WHAT IS ASKED
Show every line of the records below that contains the word "wartości".

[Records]
** Start **
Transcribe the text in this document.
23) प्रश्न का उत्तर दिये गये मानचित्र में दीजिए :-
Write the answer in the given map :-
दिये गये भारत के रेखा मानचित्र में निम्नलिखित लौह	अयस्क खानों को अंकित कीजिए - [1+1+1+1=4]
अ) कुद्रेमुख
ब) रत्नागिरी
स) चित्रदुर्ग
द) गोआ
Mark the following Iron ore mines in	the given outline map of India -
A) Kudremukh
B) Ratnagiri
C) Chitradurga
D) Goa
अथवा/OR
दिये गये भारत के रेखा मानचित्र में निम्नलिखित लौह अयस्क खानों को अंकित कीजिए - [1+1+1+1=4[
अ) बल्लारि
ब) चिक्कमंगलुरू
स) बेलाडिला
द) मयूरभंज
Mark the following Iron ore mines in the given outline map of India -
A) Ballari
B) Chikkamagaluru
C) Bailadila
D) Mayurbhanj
** End **
** Start **
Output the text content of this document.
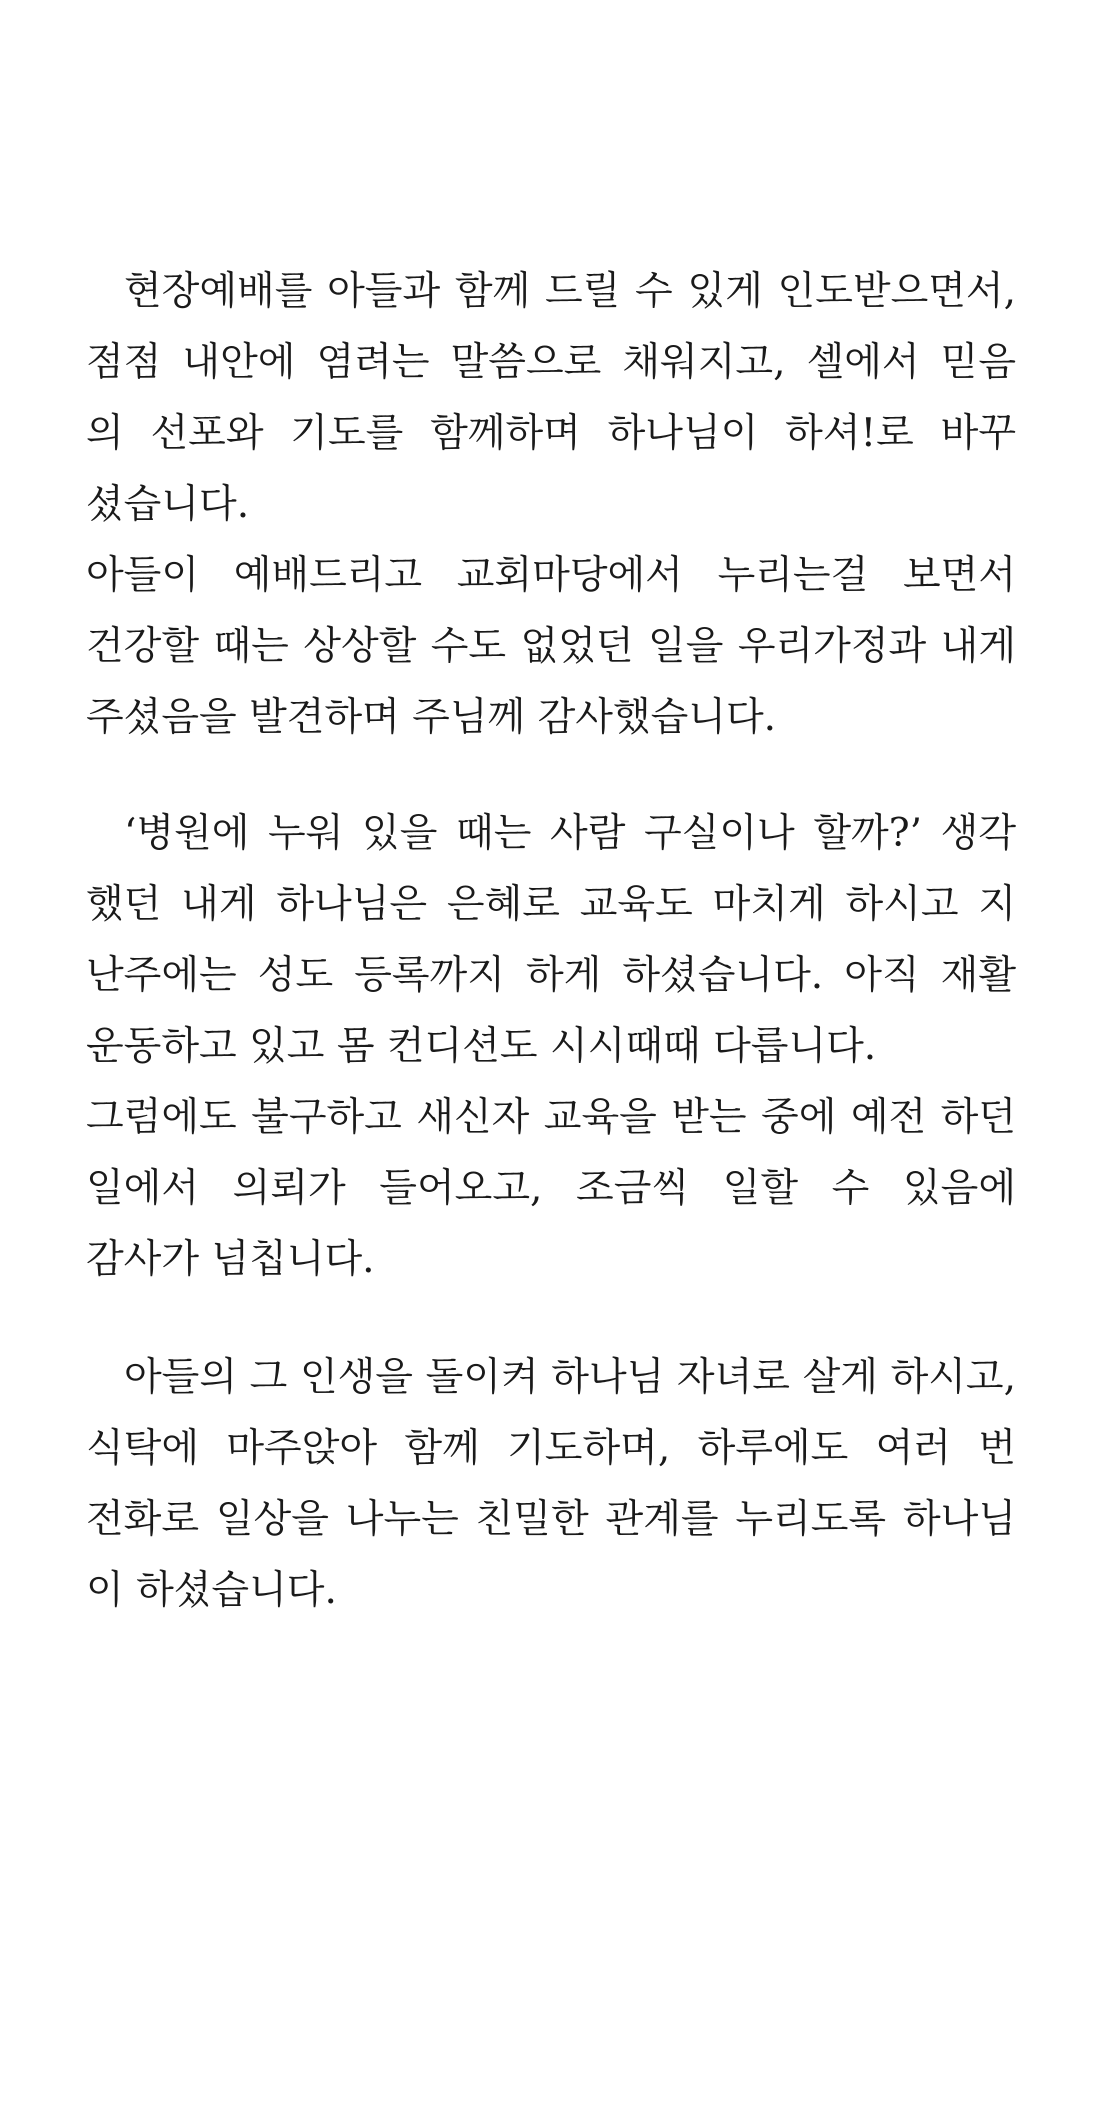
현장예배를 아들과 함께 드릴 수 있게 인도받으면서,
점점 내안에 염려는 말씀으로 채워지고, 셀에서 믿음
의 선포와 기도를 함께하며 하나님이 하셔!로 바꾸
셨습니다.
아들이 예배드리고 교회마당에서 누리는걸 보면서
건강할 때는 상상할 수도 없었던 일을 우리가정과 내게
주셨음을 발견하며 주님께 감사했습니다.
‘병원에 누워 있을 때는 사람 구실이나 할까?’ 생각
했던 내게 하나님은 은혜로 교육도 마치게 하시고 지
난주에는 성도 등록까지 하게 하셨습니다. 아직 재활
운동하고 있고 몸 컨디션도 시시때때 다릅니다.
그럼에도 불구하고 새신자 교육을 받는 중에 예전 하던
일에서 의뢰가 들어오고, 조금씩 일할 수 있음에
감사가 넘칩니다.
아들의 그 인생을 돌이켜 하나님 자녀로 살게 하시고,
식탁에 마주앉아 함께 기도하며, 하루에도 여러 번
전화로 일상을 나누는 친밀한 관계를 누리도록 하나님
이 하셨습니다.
** End **
** Start **
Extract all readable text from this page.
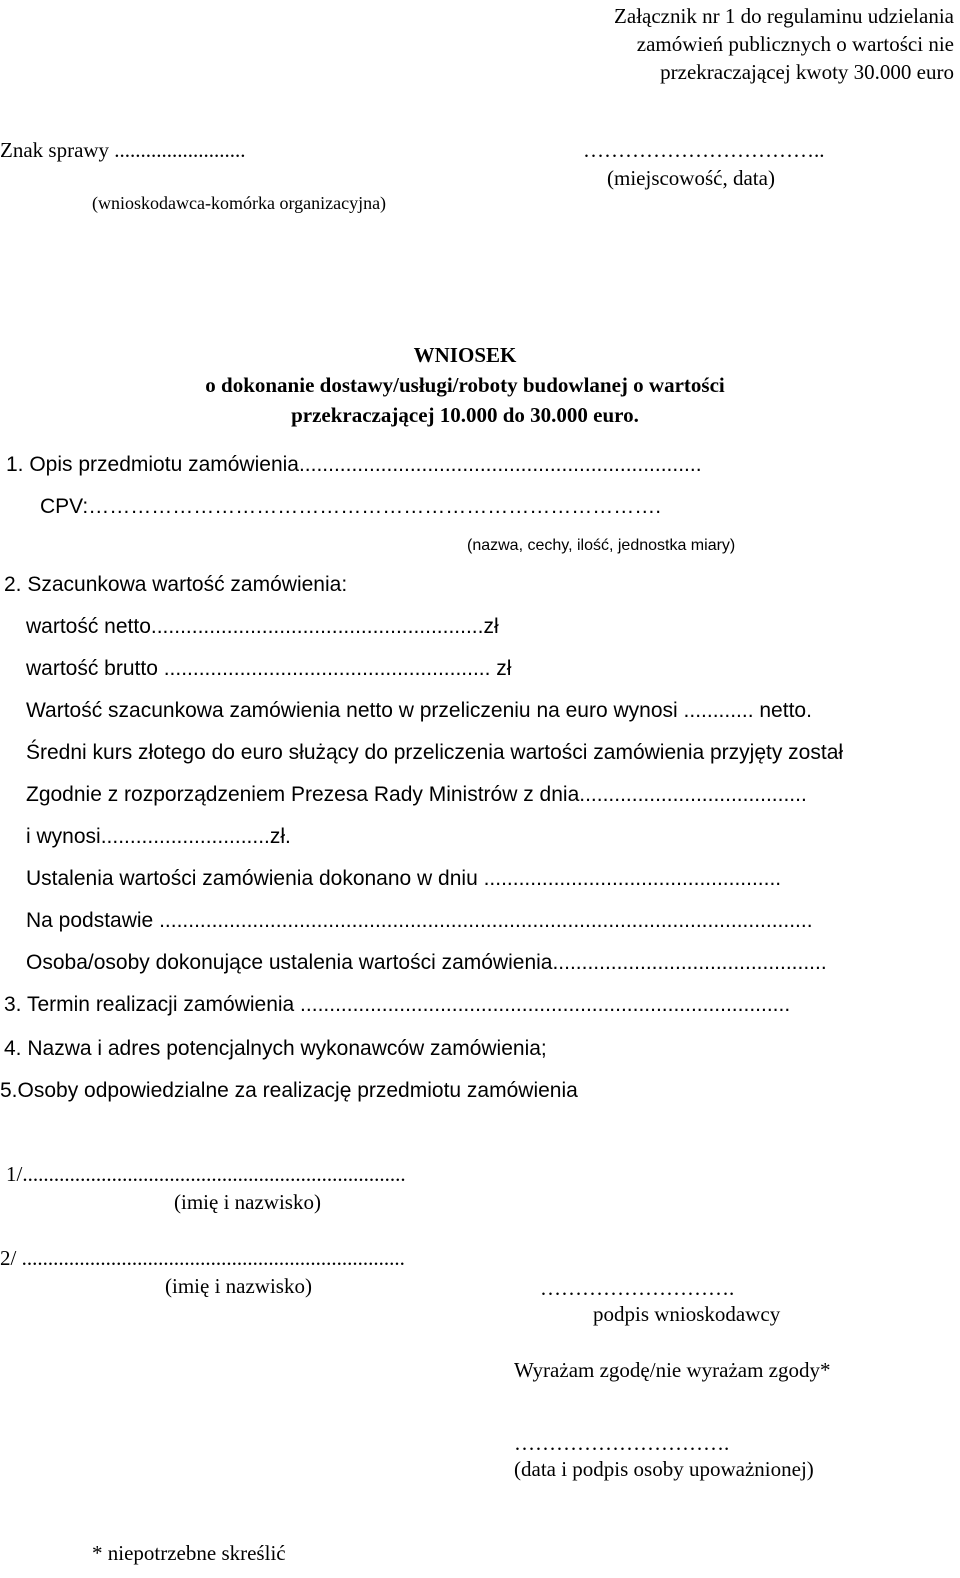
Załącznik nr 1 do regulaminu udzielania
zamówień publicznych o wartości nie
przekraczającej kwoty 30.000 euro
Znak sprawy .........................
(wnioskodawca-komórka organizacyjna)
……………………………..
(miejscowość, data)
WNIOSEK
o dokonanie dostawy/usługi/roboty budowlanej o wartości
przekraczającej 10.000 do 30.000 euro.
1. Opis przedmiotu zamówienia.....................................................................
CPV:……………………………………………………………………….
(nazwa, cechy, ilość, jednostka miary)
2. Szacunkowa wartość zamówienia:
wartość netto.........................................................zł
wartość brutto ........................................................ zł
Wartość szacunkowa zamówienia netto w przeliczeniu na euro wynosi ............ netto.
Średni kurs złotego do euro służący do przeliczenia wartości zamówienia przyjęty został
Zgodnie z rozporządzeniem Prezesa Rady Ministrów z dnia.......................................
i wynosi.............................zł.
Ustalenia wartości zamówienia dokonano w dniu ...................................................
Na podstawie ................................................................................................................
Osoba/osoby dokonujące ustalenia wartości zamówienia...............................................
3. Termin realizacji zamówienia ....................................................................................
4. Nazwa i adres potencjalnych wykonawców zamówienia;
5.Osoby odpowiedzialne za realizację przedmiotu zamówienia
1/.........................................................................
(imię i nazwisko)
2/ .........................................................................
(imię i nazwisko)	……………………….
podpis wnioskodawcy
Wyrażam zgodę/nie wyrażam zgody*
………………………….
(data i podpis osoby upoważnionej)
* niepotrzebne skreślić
** End **
OUTPUT FOR THIS EXERCISE
zamówień publicznych o wartości nie
o dokonanie dostawy/usługi/roboty budowlanej o wartości
Średni kurs złotego do euro służący do przeliczenia wartości zamówienia przyjęty został
Ustalenia wartości zamówienia dokonano w dniu ...................................................
Osoba/osoby dokonujące ustalenia wartości zamówienia...............................................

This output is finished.